Report all lines from the entries below in which "data" appears.
■ ■ ■ ■
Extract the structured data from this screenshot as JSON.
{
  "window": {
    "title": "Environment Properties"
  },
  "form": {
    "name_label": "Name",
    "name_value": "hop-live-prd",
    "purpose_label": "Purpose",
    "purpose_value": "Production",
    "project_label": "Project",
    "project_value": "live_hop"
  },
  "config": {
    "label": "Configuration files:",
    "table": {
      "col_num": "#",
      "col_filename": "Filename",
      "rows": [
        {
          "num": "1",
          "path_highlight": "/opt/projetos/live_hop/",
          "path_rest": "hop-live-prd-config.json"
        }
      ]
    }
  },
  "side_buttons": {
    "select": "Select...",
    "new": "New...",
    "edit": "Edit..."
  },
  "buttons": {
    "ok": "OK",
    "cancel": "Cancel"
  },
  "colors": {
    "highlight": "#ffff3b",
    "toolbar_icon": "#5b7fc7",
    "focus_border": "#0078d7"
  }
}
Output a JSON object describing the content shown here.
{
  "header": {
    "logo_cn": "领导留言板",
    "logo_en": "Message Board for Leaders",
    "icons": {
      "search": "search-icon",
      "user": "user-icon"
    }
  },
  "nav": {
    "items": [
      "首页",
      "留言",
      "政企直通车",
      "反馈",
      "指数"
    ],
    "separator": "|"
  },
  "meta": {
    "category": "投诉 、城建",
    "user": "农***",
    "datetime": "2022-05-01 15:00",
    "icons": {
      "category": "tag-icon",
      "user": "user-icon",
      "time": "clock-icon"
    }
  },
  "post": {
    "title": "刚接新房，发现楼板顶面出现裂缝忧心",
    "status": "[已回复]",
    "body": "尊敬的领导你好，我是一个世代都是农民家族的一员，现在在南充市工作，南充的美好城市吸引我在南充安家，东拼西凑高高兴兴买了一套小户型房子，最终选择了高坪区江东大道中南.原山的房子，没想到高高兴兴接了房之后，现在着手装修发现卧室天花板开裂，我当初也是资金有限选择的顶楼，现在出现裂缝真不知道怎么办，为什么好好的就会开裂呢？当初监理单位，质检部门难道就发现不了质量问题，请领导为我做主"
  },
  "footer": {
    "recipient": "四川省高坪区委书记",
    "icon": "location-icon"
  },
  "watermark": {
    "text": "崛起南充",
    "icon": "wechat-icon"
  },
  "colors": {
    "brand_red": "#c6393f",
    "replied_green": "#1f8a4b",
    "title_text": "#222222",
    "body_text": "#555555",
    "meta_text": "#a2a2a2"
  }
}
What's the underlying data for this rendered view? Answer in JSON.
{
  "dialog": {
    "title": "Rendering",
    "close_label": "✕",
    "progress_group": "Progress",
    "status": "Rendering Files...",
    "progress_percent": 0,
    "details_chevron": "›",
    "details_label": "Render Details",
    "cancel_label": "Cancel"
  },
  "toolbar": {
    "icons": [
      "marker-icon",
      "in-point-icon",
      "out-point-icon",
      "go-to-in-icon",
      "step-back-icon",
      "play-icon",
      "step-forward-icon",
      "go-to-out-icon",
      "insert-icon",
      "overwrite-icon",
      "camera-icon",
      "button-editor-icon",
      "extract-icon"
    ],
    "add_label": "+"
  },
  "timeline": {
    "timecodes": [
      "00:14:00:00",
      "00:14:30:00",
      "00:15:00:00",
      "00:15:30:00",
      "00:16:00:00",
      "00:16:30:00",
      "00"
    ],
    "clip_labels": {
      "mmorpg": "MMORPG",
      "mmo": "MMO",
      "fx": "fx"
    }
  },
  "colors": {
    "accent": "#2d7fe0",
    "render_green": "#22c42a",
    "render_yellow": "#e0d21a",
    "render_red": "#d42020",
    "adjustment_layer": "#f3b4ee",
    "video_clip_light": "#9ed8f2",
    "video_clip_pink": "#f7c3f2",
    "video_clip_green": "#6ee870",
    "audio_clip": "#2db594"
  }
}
■ ■ ■ ■
FINAL RESULT
Extract the structured data from this screenshot as JSON.
What's the underlying data for this rendered view? Answer in JSON.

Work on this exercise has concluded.